Leave out the pictures and retype exactly the lines from the line with "What's the underlying" through the end of the listing below.

☆ ☆ ☆

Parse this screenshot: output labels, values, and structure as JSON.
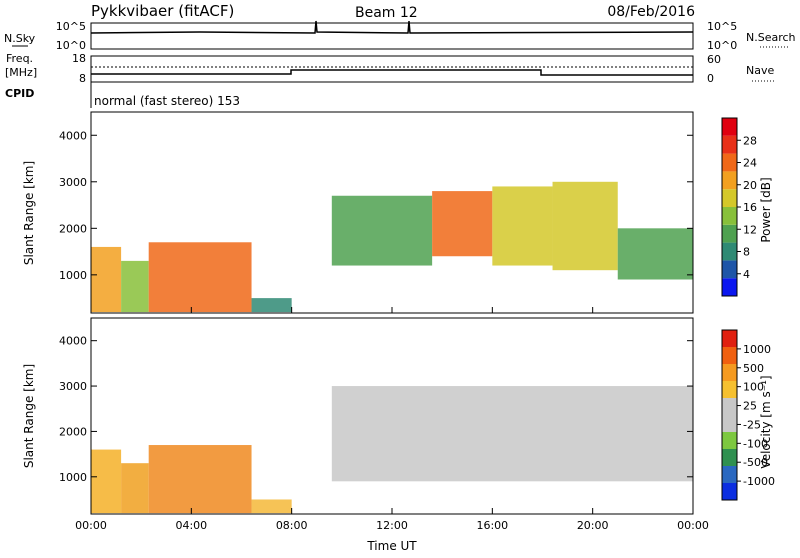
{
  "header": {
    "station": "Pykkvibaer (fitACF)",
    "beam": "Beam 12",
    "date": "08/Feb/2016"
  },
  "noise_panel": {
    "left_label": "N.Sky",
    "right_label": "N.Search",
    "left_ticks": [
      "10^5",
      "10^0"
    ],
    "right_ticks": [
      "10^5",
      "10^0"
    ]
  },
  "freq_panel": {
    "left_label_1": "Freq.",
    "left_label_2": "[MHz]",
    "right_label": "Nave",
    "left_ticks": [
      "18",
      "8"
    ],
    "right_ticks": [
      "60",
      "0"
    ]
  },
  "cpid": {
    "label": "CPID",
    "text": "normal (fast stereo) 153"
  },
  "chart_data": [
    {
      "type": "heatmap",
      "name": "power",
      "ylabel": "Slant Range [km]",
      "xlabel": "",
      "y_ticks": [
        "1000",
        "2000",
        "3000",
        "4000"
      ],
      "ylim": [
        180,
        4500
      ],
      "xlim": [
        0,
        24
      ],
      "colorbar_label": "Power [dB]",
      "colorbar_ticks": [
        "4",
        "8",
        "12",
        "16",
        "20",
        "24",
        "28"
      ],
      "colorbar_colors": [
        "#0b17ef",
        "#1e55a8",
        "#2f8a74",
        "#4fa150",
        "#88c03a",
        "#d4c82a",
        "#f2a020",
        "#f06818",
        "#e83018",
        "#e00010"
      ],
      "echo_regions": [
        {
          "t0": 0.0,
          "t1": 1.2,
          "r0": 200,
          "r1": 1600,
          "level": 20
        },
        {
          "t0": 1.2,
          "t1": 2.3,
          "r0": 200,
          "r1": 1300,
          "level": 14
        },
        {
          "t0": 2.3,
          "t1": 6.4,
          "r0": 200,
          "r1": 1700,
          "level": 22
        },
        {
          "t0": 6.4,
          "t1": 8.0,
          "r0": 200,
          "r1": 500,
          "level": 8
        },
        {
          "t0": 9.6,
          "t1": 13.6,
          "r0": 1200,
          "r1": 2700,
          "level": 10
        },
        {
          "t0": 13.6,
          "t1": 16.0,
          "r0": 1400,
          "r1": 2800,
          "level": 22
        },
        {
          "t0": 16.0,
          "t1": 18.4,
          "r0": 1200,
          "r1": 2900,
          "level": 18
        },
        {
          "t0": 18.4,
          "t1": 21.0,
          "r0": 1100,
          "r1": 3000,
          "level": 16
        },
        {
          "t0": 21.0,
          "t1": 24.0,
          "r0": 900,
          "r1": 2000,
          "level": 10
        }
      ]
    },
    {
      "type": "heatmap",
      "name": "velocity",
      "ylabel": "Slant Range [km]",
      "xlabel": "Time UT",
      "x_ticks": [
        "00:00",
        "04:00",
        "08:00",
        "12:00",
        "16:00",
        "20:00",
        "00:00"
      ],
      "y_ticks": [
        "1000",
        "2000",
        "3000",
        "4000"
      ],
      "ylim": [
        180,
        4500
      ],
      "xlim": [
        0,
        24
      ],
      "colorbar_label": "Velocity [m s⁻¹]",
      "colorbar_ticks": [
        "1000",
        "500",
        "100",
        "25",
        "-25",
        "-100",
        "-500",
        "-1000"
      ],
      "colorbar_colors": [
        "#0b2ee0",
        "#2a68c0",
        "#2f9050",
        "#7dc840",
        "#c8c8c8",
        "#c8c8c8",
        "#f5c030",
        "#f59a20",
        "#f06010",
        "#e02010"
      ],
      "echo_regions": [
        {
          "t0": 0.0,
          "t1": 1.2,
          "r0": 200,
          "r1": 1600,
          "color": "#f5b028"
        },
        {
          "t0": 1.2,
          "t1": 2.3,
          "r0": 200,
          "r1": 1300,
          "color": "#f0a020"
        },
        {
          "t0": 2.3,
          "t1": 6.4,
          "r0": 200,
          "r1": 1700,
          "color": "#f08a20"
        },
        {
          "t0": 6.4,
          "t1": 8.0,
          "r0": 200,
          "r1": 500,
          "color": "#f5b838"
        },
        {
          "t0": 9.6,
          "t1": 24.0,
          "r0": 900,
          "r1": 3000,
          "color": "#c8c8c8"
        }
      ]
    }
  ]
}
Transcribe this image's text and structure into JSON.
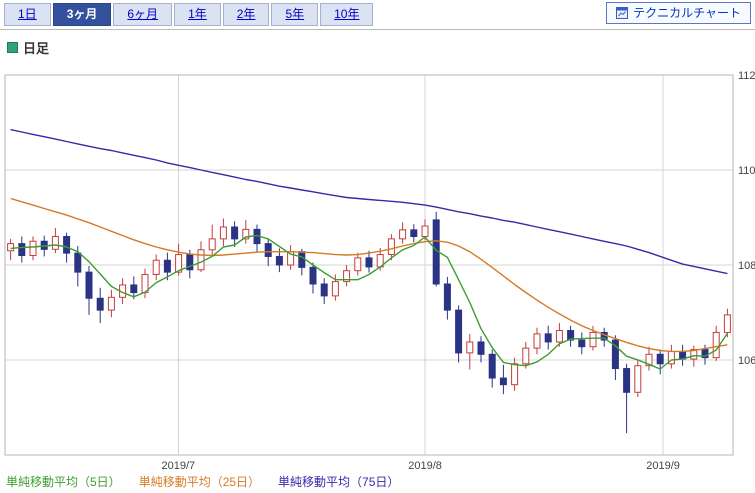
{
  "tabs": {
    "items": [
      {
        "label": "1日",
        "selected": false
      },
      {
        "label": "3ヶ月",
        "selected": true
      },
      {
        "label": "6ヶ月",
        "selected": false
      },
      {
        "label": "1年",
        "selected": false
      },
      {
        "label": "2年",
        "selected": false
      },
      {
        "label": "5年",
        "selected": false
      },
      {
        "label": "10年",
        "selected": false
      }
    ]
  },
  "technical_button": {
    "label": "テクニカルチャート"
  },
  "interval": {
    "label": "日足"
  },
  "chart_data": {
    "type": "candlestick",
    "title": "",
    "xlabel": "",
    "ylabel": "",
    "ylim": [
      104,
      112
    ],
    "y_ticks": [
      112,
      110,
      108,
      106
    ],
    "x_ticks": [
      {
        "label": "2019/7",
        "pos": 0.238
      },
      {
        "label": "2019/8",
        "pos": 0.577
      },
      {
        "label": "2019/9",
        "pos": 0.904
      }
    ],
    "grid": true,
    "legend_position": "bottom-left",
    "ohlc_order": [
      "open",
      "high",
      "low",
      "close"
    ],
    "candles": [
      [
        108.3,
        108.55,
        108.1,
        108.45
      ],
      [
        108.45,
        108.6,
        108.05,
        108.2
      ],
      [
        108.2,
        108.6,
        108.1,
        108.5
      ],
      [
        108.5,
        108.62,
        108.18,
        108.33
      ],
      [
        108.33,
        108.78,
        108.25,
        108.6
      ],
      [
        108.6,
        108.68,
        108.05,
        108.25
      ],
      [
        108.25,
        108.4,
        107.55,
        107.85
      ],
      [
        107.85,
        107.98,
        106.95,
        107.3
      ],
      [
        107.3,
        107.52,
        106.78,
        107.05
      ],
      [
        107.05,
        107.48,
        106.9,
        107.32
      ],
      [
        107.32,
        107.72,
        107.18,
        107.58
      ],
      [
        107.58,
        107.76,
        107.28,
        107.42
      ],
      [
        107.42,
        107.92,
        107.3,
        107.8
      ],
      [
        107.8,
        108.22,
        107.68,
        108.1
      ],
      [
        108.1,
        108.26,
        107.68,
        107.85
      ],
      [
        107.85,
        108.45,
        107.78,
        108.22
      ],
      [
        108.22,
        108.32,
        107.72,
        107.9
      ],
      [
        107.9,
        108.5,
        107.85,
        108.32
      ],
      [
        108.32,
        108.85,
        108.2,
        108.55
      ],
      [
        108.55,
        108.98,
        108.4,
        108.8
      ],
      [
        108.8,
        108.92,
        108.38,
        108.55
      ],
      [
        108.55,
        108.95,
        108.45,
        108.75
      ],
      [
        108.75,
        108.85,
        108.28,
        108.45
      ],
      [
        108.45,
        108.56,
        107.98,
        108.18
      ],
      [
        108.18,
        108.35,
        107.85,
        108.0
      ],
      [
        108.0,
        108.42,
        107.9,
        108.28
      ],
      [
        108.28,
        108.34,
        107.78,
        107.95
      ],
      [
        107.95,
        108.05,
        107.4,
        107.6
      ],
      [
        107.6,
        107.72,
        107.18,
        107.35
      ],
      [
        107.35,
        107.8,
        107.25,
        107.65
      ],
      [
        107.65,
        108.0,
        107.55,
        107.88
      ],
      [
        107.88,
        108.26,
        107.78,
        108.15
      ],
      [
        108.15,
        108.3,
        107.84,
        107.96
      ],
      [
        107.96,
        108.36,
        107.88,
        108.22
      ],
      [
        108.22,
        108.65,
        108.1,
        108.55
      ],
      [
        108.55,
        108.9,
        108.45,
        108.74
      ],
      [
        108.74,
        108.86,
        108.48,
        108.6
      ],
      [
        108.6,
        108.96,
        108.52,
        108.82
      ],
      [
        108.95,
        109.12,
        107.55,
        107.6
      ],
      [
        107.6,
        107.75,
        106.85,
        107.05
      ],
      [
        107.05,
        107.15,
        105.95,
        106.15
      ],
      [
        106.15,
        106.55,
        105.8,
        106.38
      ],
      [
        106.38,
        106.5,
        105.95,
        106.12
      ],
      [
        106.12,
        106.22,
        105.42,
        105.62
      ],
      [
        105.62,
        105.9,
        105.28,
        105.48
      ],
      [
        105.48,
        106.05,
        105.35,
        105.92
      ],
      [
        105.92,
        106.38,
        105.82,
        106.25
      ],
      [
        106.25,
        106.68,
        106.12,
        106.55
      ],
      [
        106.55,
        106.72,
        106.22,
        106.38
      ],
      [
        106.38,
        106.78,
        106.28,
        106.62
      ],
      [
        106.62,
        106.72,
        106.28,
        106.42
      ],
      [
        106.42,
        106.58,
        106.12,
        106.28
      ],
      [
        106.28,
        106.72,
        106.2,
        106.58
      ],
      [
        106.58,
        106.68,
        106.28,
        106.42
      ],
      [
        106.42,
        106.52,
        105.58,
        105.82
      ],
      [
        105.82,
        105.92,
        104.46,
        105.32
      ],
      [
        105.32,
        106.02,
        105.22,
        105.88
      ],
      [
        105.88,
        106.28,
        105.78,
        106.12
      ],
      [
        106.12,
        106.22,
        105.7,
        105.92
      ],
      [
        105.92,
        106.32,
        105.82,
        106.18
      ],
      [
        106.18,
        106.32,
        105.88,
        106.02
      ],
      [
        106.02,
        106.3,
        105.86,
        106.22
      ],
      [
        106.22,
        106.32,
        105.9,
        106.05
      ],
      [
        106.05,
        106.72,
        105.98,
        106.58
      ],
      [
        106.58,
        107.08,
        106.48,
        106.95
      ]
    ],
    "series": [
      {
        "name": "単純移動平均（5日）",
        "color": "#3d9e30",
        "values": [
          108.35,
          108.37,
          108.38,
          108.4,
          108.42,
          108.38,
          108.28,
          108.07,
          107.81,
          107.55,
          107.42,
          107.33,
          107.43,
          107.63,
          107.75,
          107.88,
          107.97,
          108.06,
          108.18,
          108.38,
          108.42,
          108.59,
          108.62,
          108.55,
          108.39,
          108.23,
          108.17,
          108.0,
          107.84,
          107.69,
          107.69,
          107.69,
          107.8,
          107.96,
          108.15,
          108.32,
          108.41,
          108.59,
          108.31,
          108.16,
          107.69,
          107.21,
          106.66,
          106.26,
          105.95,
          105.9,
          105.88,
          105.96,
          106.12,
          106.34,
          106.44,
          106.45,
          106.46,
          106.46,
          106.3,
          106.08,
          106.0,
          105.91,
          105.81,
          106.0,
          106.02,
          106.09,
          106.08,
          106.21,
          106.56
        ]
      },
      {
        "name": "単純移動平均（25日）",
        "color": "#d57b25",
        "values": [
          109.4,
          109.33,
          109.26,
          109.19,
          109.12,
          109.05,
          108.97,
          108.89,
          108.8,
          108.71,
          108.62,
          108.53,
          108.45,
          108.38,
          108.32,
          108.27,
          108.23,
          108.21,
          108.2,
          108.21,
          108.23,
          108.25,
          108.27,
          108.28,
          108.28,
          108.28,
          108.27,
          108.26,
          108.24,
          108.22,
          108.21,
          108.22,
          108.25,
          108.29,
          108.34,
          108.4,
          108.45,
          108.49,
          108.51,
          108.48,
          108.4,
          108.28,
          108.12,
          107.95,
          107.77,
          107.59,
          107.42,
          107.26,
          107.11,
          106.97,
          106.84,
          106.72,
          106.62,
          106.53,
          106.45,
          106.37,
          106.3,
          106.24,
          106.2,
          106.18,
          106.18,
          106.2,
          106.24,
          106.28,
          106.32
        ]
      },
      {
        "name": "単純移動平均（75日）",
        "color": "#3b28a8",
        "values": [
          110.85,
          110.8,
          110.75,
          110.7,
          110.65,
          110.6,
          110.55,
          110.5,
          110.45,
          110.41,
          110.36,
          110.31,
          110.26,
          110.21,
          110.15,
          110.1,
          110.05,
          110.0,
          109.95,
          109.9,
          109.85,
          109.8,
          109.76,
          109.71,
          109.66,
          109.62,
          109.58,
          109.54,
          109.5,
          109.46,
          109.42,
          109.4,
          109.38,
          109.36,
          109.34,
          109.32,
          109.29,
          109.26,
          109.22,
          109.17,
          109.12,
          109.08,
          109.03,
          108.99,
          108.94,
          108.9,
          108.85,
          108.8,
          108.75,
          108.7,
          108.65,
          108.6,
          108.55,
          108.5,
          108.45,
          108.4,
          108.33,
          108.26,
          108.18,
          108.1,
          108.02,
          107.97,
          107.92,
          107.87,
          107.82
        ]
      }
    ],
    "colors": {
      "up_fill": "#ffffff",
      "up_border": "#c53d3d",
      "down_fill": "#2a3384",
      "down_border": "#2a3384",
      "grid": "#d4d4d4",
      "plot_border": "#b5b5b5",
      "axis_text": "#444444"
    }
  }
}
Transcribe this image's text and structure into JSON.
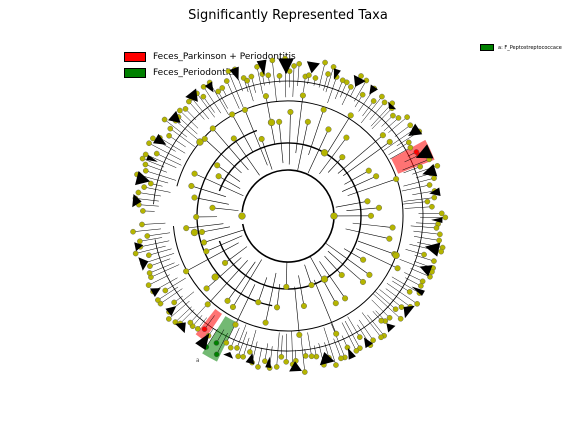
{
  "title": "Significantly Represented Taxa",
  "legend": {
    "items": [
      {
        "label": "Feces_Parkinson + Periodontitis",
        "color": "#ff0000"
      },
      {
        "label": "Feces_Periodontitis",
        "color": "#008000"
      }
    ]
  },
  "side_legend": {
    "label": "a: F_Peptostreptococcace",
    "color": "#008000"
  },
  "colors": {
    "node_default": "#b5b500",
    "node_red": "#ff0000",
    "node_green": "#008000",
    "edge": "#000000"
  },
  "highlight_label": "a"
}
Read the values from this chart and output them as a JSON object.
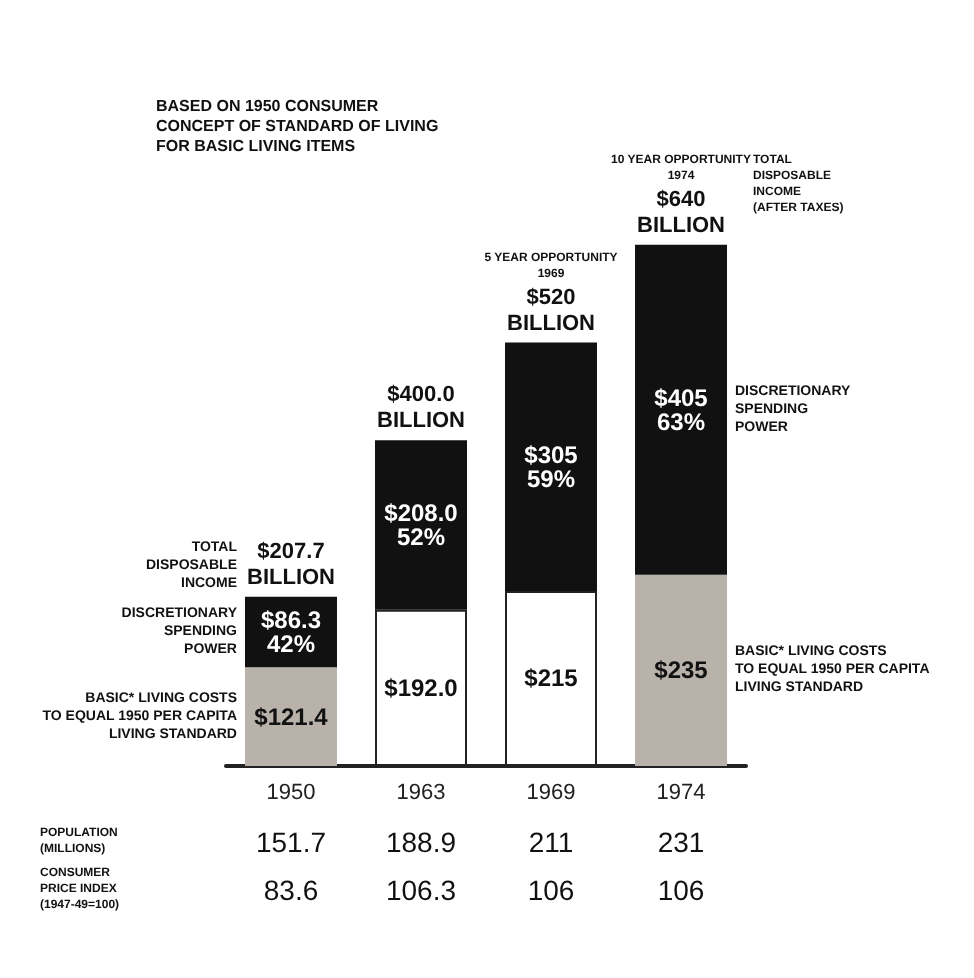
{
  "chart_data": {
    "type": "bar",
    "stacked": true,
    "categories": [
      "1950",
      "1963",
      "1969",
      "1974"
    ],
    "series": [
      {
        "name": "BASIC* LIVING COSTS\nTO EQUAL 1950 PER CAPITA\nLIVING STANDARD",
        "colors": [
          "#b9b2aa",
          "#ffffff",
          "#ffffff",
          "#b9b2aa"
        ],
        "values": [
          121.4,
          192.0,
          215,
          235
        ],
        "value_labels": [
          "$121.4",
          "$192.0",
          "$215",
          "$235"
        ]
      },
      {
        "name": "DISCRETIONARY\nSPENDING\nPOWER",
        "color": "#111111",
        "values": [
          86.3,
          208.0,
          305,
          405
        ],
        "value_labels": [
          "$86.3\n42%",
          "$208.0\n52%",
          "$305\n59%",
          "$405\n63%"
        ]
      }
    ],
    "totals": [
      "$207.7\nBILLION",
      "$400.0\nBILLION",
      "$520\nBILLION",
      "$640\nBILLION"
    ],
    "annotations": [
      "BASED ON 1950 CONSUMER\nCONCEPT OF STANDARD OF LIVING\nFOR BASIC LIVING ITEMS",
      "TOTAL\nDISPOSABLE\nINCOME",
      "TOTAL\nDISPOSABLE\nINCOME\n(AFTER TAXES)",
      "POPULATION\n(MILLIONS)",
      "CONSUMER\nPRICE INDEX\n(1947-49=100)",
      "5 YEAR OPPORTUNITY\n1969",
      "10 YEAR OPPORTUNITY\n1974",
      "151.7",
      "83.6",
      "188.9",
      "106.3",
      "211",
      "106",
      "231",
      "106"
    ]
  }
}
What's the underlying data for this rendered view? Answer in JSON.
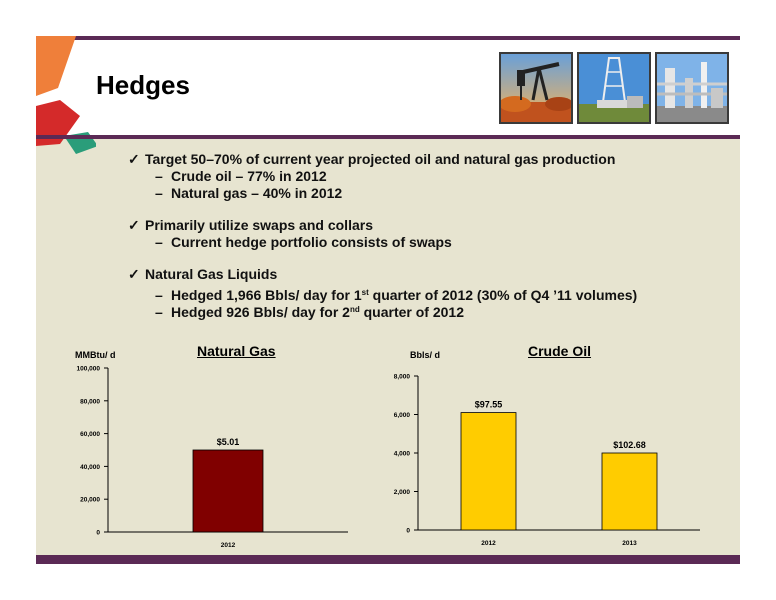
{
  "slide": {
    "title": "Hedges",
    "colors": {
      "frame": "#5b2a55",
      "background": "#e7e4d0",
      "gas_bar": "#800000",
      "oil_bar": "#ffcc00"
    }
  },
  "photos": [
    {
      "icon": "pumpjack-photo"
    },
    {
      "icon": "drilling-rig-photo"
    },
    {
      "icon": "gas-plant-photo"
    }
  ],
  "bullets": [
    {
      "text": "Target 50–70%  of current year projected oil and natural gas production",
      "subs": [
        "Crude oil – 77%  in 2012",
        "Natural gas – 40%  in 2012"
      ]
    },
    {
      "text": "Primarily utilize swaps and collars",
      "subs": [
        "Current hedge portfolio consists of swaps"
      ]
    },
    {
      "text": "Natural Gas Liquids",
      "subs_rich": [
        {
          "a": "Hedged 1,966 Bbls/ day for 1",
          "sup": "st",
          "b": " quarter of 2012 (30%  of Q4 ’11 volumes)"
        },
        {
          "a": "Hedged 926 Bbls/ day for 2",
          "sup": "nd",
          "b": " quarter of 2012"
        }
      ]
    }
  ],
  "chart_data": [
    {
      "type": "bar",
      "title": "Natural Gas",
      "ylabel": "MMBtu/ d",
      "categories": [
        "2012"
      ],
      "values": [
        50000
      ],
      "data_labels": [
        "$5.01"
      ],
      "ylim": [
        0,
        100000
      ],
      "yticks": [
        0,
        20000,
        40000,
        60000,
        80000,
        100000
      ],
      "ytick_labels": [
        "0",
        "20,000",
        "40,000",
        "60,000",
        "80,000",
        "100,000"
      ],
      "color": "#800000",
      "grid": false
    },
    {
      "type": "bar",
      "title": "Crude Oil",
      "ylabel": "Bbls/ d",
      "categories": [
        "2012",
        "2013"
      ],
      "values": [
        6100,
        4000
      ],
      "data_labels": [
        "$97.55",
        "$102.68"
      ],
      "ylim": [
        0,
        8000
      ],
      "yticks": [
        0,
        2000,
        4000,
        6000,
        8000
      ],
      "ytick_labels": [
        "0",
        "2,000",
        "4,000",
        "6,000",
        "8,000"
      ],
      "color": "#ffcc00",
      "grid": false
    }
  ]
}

☆ ☆ ☆

→ **Task result**:
What's the underlying data for this rendered view? Answer in JSON.
{
  "slide": {
    "title": "Hedges",
    "colors": {
      "frame": "#5b2a55",
      "background": "#e7e4d0",
      "gas_bar": "#800000",
      "oil_bar": "#ffcc00"
    }
  },
  "photos": [
    {
      "icon": "pumpjack-photo"
    },
    {
      "icon": "drilling-rig-photo"
    },
    {
      "icon": "gas-plant-photo"
    }
  ],
  "bullets": [
    {
      "text": "Target 50–70%  of current year projected oil and natural gas production",
      "subs": [
        "Crude oil – 77%  in 2012",
        "Natural gas – 40%  in 2012"
      ]
    },
    {
      "text": "Primarily utilize swaps and collars",
      "subs": [
        "Current hedge portfolio consists of swaps"
      ]
    },
    {
      "text": "Natural Gas Liquids",
      "subs_rich": [
        {
          "a": "Hedged 1,966 Bbls/ day for 1",
          "sup": "st",
          "b": " quarter of 2012 (30%  of Q4 ’11 volumes)"
        },
        {
          "a": "Hedged 926 Bbls/ day for 2",
          "sup": "nd",
          "b": " quarter of 2012"
        }
      ]
    }
  ],
  "chart_data": [
    {
      "type": "bar",
      "title": "Natural Gas",
      "ylabel": "MMBtu/ d",
      "categories": [
        "2012"
      ],
      "values": [
        50000
      ],
      "data_labels": [
        "$5.01"
      ],
      "ylim": [
        0,
        100000
      ],
      "yticks": [
        0,
        20000,
        40000,
        60000,
        80000,
        100000
      ],
      "ytick_labels": [
        "0",
        "20,000",
        "40,000",
        "60,000",
        "80,000",
        "100,000"
      ],
      "color": "#800000",
      "grid": false
    },
    {
      "type": "bar",
      "title": "Crude Oil",
      "ylabel": "Bbls/ d",
      "categories": [
        "2012",
        "2013"
      ],
      "values": [
        6100,
        4000
      ],
      "data_labels": [
        "$97.55",
        "$102.68"
      ],
      "ylim": [
        0,
        8000
      ],
      "yticks": [
        0,
        2000,
        4000,
        6000,
        8000
      ],
      "ytick_labels": [
        "0",
        "2,000",
        "4,000",
        "6,000",
        "8,000"
      ],
      "color": "#ffcc00",
      "grid": false
    }
  ]
}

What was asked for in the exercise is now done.